*Written problem*.
Copy each line below in which the string "врачом" occurs.

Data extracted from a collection
:::::

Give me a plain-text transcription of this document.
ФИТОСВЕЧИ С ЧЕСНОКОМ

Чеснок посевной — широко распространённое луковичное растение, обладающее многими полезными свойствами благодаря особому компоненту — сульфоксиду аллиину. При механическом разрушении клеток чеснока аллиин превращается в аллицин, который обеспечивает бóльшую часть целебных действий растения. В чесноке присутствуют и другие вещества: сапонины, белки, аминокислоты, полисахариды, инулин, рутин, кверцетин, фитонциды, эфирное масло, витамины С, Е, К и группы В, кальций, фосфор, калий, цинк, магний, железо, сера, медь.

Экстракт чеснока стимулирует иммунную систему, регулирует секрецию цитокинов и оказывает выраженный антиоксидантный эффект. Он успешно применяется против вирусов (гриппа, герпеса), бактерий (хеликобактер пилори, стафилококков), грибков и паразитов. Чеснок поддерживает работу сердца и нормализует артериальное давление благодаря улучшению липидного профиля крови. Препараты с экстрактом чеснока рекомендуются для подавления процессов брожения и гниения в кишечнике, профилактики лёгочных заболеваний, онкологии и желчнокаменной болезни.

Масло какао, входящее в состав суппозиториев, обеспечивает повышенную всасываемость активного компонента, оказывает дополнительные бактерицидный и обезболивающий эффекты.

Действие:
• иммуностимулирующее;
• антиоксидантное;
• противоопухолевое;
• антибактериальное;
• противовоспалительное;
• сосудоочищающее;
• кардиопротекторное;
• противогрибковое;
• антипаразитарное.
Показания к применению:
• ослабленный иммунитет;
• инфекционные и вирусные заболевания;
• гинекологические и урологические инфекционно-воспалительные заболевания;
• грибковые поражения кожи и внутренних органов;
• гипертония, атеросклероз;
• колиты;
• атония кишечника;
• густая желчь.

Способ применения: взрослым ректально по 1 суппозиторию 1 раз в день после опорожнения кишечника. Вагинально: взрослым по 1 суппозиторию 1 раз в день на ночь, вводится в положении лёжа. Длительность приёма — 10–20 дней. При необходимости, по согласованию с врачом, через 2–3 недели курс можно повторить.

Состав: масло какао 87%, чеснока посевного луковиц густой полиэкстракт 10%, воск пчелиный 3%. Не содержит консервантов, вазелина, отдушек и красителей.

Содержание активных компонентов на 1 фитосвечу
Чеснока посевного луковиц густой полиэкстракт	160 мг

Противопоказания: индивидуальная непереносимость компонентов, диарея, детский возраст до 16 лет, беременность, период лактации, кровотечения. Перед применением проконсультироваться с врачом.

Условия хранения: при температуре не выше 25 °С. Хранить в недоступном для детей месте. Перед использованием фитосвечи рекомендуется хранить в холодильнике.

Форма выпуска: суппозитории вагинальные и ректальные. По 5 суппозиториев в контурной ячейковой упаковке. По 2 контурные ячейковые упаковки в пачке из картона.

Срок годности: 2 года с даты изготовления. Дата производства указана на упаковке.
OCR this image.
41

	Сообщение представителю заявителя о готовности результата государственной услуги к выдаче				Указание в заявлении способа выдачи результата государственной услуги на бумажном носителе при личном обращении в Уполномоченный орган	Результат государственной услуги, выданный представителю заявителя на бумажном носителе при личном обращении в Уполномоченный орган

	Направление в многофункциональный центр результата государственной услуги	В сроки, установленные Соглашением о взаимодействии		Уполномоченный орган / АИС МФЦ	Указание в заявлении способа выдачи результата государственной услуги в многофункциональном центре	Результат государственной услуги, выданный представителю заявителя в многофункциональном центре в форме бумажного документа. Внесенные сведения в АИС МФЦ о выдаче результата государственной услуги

:::::

*Exercise response*.
Способ применения: взрослым ректально по 1 суппозиторию 1 раз в день после опорожнения кишечника. Вагинально: взрослым по 1 суппозиторию 1 раз в день на ночь, вводится в положении лёжа. Длительность приёма — 10–20 дней. При необходимости, по согласованию с врачом, через 2–3 недели курс можно повторить.
Противопоказания: индивидуальная непереносимость компонентов, диарея, детский возраст до 16 лет, беременность, период лактации, кровотечения. Перед применением проконсультироваться с врачом.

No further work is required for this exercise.